[Begin Dataset rows]

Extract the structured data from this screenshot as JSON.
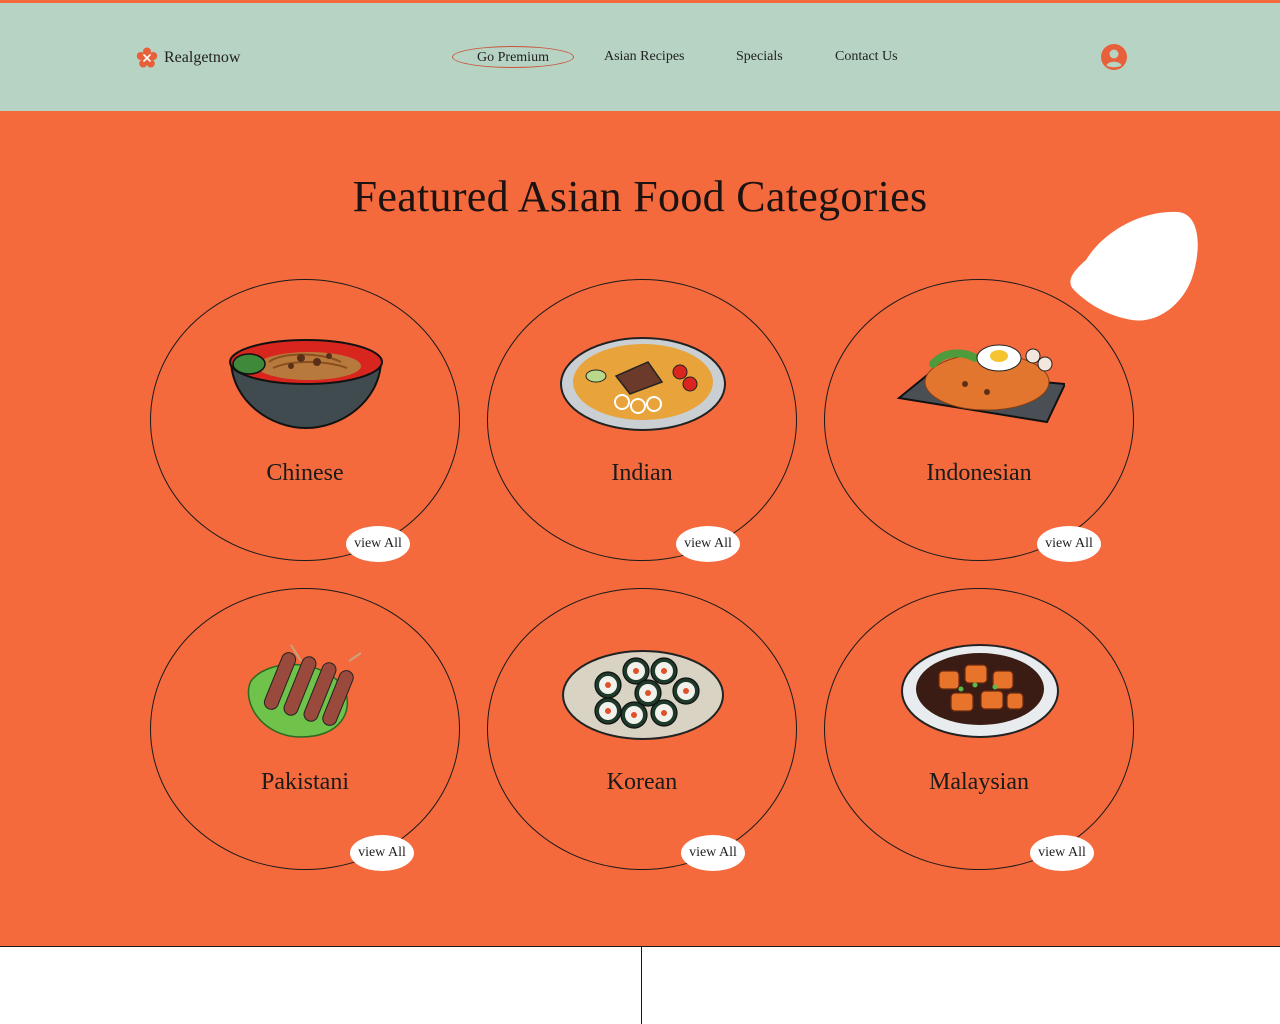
{
  "header": {
    "brand": "Realgetnow",
    "nav": {
      "premium": "Go Premium",
      "asian_recipes": "Asian Recipes",
      "specials": "Specials",
      "contact": "Contact Us"
    }
  },
  "main": {
    "title": "Featured Asian Food Categories",
    "categories": [
      {
        "label": "Chinese",
        "button": "view All"
      },
      {
        "label": "Indian",
        "button": "view All"
      },
      {
        "label": "Indonesian",
        "button": "view All"
      },
      {
        "label": "Pakistani",
        "button": "view All"
      },
      {
        "label": "Korean",
        "button": "view All"
      },
      {
        "label": "Malaysian",
        "button": "view All"
      }
    ]
  },
  "colors": {
    "accent": "#f46a3d",
    "header_bg": "#b7d3c4",
    "text": "#1a1a1a"
  },
  "icons": [
    "flower-logo-icon",
    "user-icon",
    "noodle-bowl-icon",
    "biryani-plate-icon",
    "fried-rice-icon",
    "kebab-skewers-icon",
    "kimbap-plate-icon",
    "curry-bowl-icon"
  ]
}
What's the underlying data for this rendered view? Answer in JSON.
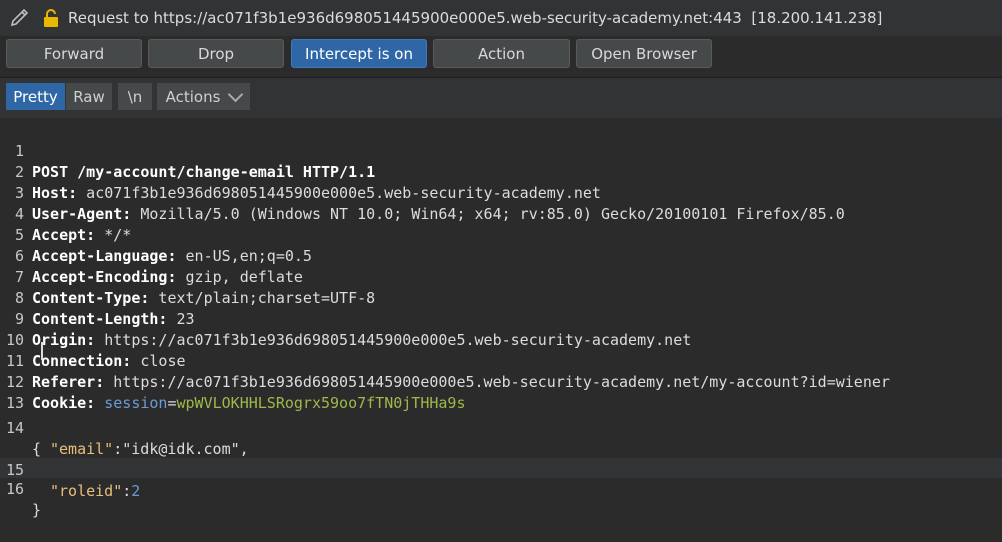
{
  "request_title": "Request to https://ac071f3b1e936d698051445900e000e5.web-security-academy.net:443",
  "request_ip": "[18.200.141.238]",
  "toolbar": {
    "forward": "Forward",
    "drop": "Drop",
    "intercept": "Intercept is on",
    "action": "Action",
    "open_browser": "Open Browser"
  },
  "view_tabs": {
    "pretty": "Pretty",
    "raw": "Raw",
    "newline": "\\n",
    "actions": "Actions"
  },
  "lines": {
    "l1": {
      "n": "1",
      "text": "POST /my-account/change-email HTTP/1.1"
    },
    "l2": {
      "n": "2",
      "key": "Host:",
      "val": " ac071f3b1e936d698051445900e000e5.web-security-academy.net"
    },
    "l3": {
      "n": "3",
      "key": "User-Agent:",
      "val": " Mozilla/5.0 (Windows NT 10.0; Win64; x64; rv:85.0) Gecko/20100101 Firefox/85.0"
    },
    "l4": {
      "n": "4",
      "key": "Accept:",
      "val": " */*"
    },
    "l5": {
      "n": "5",
      "key": "Accept-Language:",
      "val": " en-US,en;q=0.5"
    },
    "l6": {
      "n": "6",
      "key": "Accept-Encoding:",
      "val": " gzip, deflate"
    },
    "l7": {
      "n": "7",
      "key": "Content-Type:",
      "val": " text/plain;charset=UTF-8"
    },
    "l8": {
      "n": "8",
      "key": "Content-Length:",
      "val": " 23"
    },
    "l9": {
      "n": "9",
      "key": "Origin:",
      "val": " https://ac071f3b1e936d698051445900e000e5.web-security-academy.net"
    },
    "l10": {
      "n": "10",
      "key": "Connection:",
      "val": " close"
    },
    "l11": {
      "n": "11",
      "key": "Referer:",
      "val": " https://ac071f3b1e936d698051445900e000e5.web-security-academy.net/my-account?id=wiener"
    },
    "l12": {
      "n": "12",
      "key": "Cookie:",
      "ck": "session",
      "eq": "=",
      "cv": "wpWVLOKHHLSRogrx59oo7fTN0jTHHa9s"
    },
    "l13": {
      "n": "13"
    },
    "l14": {
      "n": "14",
      "brace": "{"
    },
    "l14b": {
      "jk": "\"email\"",
      "sep": ":",
      "jv": "\"idk@idk.com\","
    },
    "l15": {
      "n": "15",
      "jk": "\"roleid\"",
      "sep": ":",
      "num": "2"
    },
    "l16": {
      "n": "16",
      "brace": "}"
    }
  },
  "colors": {
    "accent": "#2f67a6",
    "json_key": "#e6c07b",
    "cookie_name": "#6a9bd8",
    "cookie_value": "#9fb84a"
  },
  "icons": [
    "pencil-icon",
    "lock-icon",
    "chevron-down-icon"
  ]
}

[End Dataset rows]

Tally up the lines in the preceding listing that contain the string "this". Respond with the number and nothing else.

2